> **Task description**
Every line with the string "TradingView" should be gathered.

> **Record extracts**
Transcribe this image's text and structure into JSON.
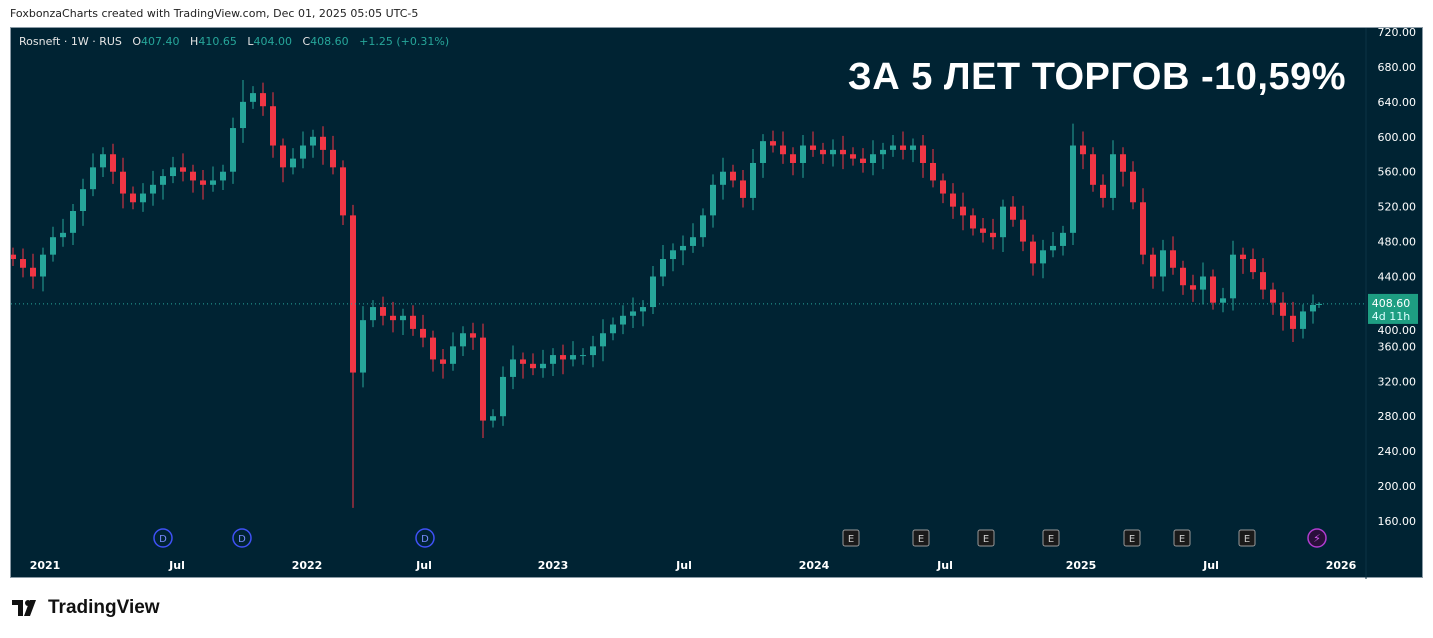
{
  "credit": "FoxbonzaCharts created with TradingView.com, Dec 01, 2025 05:05 UTC-5",
  "legend": {
    "symbol": "Rosneft · 1W · RUS",
    "o_label": "O",
    "o": "407.40",
    "h_label": "H",
    "h": "410.65",
    "l_label": "L",
    "l": "404.00",
    "c_label": "C",
    "c": "408.60",
    "change": "+1.25 (+0.31%)"
  },
  "headline": "ЗА 5 ЛЕТ ТОРГОВ -10,59%",
  "price_label": {
    "price": "408.60",
    "countdown": "4d 11h"
  },
  "colors": {
    "up": "#26a69a",
    "down": "#f23645",
    "bg": "#002333",
    "label": "#1e9e82"
  },
  "markers": {
    "dividends": [
      "D",
      "D",
      "D"
    ],
    "earnings": [
      "E",
      "E",
      "E",
      "E",
      "E",
      "E",
      "E"
    ],
    "events": [
      "⚡"
    ]
  },
  "logo": "TradingView",
  "chart_data": {
    "type": "candlestick",
    "interval": "2 weeks (approx.)",
    "ylim": [
      160,
      720
    ],
    "y_ticks": [
      "720.00",
      "680.00",
      "640.00",
      "600.00",
      "560.00",
      "520.00",
      "480.00",
      "440.00",
      "400.00",
      "360.00",
      "320.00",
      "280.00",
      "240.00",
      "200.00",
      "160.00"
    ],
    "x_ticks": [
      "2021",
      "Jul",
      "2022",
      "Jul",
      "2023",
      "Jul",
      "2024",
      "Jul",
      "2025",
      "Jul",
      "2026"
    ],
    "closes": [
      460,
      450,
      440,
      465,
      485,
      490,
      515,
      540,
      565,
      580,
      560,
      535,
      525,
      535,
      545,
      555,
      565,
      560,
      550,
      545,
      550,
      560,
      610,
      640,
      650,
      635,
      590,
      565,
      575,
      590,
      600,
      585,
      565,
      510,
      330,
      390,
      405,
      395,
      390,
      395,
      380,
      370,
      345,
      340,
      360,
      375,
      370,
      275,
      280,
      325,
      345,
      340,
      335,
      340,
      350,
      345,
      350,
      350,
      360,
      375,
      385,
      395,
      400,
      405,
      440,
      460,
      470,
      475,
      485,
      510,
      545,
      560,
      550,
      530,
      570,
      595,
      590,
      580,
      570,
      590,
      585,
      580,
      585,
      580,
      575,
      570,
      580,
      585,
      590,
      585,
      590,
      570,
      550,
      535,
      520,
      510,
      495,
      490,
      485,
      520,
      505,
      480,
      455,
      470,
      475,
      490,
      590,
      580,
      545,
      530,
      580,
      560,
      525,
      465,
      440,
      470,
      450,
      430,
      425,
      440,
      410,
      415,
      465,
      460,
      445,
      425,
      410,
      395,
      380,
      400,
      407.4
    ],
    "extremes": {
      "high_2021": 665,
      "crash_low_2022": 175,
      "low_2022": 255,
      "high_2025": 615,
      "low_2025": 365
    },
    "last_candle": {
      "open": 407.4,
      "high": 410.65,
      "low": 404.0,
      "close": 408.6
    }
  }
}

> **Output below**
  "credit": "FoxbonzaCharts created with TradingView.com, Dec 01, 2025 05:05 UTC-5",
  "logo": "TradingView",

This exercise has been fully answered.